start Dataset records

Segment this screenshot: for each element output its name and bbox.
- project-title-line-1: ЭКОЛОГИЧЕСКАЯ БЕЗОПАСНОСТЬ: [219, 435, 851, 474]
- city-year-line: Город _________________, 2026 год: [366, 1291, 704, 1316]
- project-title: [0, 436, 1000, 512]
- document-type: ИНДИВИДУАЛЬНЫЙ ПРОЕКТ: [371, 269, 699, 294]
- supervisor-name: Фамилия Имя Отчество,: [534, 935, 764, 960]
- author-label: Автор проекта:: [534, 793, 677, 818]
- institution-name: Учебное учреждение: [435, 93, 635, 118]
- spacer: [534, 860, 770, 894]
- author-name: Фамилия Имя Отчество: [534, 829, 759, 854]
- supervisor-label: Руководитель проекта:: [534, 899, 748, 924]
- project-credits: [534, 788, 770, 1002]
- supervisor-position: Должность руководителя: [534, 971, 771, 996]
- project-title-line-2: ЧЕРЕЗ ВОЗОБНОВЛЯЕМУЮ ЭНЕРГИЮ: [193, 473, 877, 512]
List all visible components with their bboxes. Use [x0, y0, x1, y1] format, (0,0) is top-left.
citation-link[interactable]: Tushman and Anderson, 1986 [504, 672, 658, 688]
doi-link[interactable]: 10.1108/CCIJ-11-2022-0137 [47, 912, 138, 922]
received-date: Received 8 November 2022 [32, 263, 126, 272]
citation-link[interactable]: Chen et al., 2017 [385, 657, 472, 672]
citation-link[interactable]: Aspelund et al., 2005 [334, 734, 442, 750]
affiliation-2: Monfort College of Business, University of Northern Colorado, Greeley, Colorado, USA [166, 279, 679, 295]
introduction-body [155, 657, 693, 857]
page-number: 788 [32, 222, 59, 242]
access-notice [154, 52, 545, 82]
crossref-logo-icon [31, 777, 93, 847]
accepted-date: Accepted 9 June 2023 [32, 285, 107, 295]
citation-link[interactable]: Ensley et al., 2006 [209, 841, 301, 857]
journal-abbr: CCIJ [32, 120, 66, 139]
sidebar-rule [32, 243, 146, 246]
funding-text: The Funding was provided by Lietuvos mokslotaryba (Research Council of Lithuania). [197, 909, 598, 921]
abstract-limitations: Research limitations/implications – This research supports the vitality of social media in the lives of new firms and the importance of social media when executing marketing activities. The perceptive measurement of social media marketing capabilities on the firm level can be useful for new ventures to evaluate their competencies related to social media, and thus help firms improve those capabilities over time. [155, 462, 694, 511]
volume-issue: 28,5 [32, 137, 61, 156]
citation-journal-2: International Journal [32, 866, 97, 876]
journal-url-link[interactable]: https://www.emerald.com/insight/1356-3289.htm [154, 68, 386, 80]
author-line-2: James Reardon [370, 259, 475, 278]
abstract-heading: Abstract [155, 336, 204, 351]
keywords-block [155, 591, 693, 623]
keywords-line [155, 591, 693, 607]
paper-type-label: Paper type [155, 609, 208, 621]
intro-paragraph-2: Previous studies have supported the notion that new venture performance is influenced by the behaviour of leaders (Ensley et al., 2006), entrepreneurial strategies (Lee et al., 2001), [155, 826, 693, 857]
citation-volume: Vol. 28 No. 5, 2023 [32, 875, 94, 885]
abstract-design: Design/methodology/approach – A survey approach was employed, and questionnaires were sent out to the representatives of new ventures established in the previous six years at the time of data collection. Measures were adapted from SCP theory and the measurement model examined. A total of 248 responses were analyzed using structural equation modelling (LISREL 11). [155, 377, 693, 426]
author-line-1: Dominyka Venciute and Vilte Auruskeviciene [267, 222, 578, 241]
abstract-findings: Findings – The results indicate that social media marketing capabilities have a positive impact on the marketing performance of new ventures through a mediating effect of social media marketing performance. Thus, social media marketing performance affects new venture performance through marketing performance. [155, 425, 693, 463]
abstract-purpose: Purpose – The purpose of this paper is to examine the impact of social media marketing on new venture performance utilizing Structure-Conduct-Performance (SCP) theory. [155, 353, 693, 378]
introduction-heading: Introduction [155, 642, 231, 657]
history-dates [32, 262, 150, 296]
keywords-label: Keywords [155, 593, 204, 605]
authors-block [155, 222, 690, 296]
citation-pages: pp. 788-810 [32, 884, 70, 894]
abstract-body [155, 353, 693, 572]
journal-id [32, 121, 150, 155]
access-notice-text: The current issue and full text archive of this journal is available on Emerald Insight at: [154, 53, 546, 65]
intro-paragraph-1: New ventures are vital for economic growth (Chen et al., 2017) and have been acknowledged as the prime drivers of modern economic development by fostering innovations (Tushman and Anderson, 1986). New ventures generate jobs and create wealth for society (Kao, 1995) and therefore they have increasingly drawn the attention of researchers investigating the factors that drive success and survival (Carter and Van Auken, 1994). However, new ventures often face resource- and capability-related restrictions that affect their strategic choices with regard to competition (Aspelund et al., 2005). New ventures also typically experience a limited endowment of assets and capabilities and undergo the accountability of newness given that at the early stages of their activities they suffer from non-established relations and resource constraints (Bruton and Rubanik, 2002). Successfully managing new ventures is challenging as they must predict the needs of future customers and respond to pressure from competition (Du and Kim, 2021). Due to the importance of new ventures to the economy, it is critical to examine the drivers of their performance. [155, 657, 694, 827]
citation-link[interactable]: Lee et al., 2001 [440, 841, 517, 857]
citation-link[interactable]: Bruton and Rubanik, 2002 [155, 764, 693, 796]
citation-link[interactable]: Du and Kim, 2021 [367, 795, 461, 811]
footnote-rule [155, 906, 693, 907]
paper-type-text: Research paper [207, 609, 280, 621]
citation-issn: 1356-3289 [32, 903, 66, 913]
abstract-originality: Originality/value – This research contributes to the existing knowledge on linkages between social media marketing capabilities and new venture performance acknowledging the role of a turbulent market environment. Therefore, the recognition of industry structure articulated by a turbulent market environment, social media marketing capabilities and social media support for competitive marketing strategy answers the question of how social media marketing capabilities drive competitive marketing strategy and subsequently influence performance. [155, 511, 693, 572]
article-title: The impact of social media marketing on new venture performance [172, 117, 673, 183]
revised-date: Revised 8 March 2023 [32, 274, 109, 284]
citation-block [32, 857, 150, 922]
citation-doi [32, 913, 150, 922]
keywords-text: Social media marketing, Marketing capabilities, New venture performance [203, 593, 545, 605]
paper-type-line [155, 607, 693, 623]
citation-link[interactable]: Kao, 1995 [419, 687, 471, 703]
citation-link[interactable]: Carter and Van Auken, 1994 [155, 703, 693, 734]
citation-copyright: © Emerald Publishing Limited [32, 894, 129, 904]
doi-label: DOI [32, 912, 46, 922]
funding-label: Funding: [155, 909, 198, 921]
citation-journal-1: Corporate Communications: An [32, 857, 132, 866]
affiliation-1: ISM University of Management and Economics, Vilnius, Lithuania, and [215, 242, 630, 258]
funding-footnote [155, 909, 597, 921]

end Dataset records

→ **Task objective**
Copy the material exactly, from its first line through the line containing "funding-text: The Funding", with that line included.

→ **Answer to this task**
Segment this screenshot: for each element output its name and bbox.
- project-title-line-1: ЭКОЛОГИЧЕСКАЯ БЕЗОПАСНОСТЬ: [219, 435, 851, 474]
- city-year-line: Город _________________, 2026 год: [366, 1291, 704, 1316]
- project-title: [0, 436, 1000, 512]
- document-type: ИНДИВИДУАЛЬНЫЙ ПРОЕКТ: [371, 269, 699, 294]
- supervisor-name: Фамилия Имя Отчество,: [534, 935, 764, 960]
- author-label: Автор проекта:: [534, 793, 677, 818]
- institution-name: Учебное учреждение: [435, 93, 635, 118]
- spacer: [534, 860, 770, 894]
- author-name: Фамилия Имя Отчество: [534, 829, 759, 854]
- supervisor-label: Руководитель проекта:: [534, 899, 748, 924]
- project-credits: [534, 788, 770, 1002]
- supervisor-position: Должность руководителя: [534, 971, 771, 996]
- project-title-line-2: ЧЕРЕЗ ВОЗОБНОВЛЯЕМУЮ ЭНЕРГИЮ: [193, 473, 877, 512]
List all visible components with their bboxes. Use [x0, y0, x1, y1] format, (0,0) is top-left.
citation-link[interactable]: Tushman and Anderson, 1986 [504, 672, 658, 688]
doi-link[interactable]: 10.1108/CCIJ-11-2022-0137 [47, 912, 138, 922]
received-date: Received 8 November 2022 [32, 263, 126, 272]
citation-link[interactable]: Chen et al., 2017 [385, 657, 472, 672]
citation-link[interactable]: Aspelund et al., 2005 [334, 734, 442, 750]
affiliation-2: Monfort College of Business, University of Northern Colorado, Greeley, Colorado, USA [166, 279, 679, 295]
introduction-body [155, 657, 693, 857]
page-number: 788 [32, 222, 59, 242]
access-notice [154, 52, 545, 82]
crossref-logo-icon [31, 777, 93, 847]
accepted-date: Accepted 9 June 2023 [32, 285, 107, 295]
citation-link[interactable]: Ensley et al., 2006 [209, 841, 301, 857]
journal-abbr: CCIJ [32, 120, 66, 139]
sidebar-rule [32, 243, 146, 246]
funding-text: The Funding was provided by Lietuvos mokslotaryba (Research Council of Lithuania). [197, 909, 598, 921]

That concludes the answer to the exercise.